The task:
All of the entries need to be written out again, exactly as they are.

Supplied material:
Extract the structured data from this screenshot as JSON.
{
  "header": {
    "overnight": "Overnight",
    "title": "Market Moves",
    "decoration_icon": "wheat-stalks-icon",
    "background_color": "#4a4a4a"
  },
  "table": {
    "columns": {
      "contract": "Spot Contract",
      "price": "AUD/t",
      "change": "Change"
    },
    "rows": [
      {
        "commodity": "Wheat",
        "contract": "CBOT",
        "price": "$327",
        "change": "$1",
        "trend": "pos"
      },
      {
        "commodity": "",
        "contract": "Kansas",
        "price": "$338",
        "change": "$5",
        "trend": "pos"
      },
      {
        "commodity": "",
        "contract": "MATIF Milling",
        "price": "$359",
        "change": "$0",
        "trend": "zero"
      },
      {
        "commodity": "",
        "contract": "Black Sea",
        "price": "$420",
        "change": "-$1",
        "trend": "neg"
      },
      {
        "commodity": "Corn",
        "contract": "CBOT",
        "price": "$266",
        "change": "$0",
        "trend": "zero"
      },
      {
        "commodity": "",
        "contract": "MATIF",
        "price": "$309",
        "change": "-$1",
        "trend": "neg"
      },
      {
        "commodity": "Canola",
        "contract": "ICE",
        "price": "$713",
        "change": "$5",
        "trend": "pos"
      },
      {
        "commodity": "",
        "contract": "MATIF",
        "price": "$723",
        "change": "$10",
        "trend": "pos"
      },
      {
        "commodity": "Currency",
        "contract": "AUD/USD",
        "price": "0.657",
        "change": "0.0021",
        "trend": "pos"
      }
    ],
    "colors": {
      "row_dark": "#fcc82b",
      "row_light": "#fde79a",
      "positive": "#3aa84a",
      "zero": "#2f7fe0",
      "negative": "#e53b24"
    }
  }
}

Solution to the problem:
Extract the structured data from this screenshot as JSON.
{
  "header": {
    "overnight": "Overnight",
    "title": "Market Moves",
    "decoration_icon": "wheat-stalks-icon",
    "background_color": "#4a4a4a"
  },
  "table": {
    "columns": {
      "contract": "Spot Contract",
      "price": "AUD/t",
      "change": "Change"
    },
    "rows": [
      {
        "commodity": "Wheat",
        "contract": "CBOT",
        "price": "$327",
        "change": "$1",
        "trend": "pos"
      },
      {
        "commodity": "",
        "contract": "Kansas",
        "price": "$338",
        "change": "$5",
        "trend": "pos"
      },
      {
        "commodity": "",
        "contract": "MATIF Milling",
        "price": "$359",
        "change": "$0",
        "trend": "zero"
      },
      {
        "commodity": "",
        "contract": "Black Sea",
        "price": "$420",
        "change": "-$1",
        "trend": "neg"
      },
      {
        "commodity": "Corn",
        "contract": "CBOT",
        "price": "$266",
        "change": "$0",
        "trend": "zero"
      },
      {
        "commodity": "",
        "contract": "MATIF",
        "price": "$309",
        "change": "-$1",
        "trend": "neg"
      },
      {
        "commodity": "Canola",
        "contract": "ICE",
        "price": "$713",
        "change": "$5",
        "trend": "pos"
      },
      {
        "commodity": "",
        "contract": "MATIF",
        "price": "$723",
        "change": "$10",
        "trend": "pos"
      },
      {
        "commodity": "Currency",
        "contract": "AUD/USD",
        "price": "0.657",
        "change": "0.0021",
        "trend": "pos"
      }
    ],
    "colors": {
      "row_dark": "#fcc82b",
      "row_light": "#fde79a",
      "positive": "#3aa84a",
      "zero": "#2f7fe0",
      "negative": "#e53b24"
    }
  }
}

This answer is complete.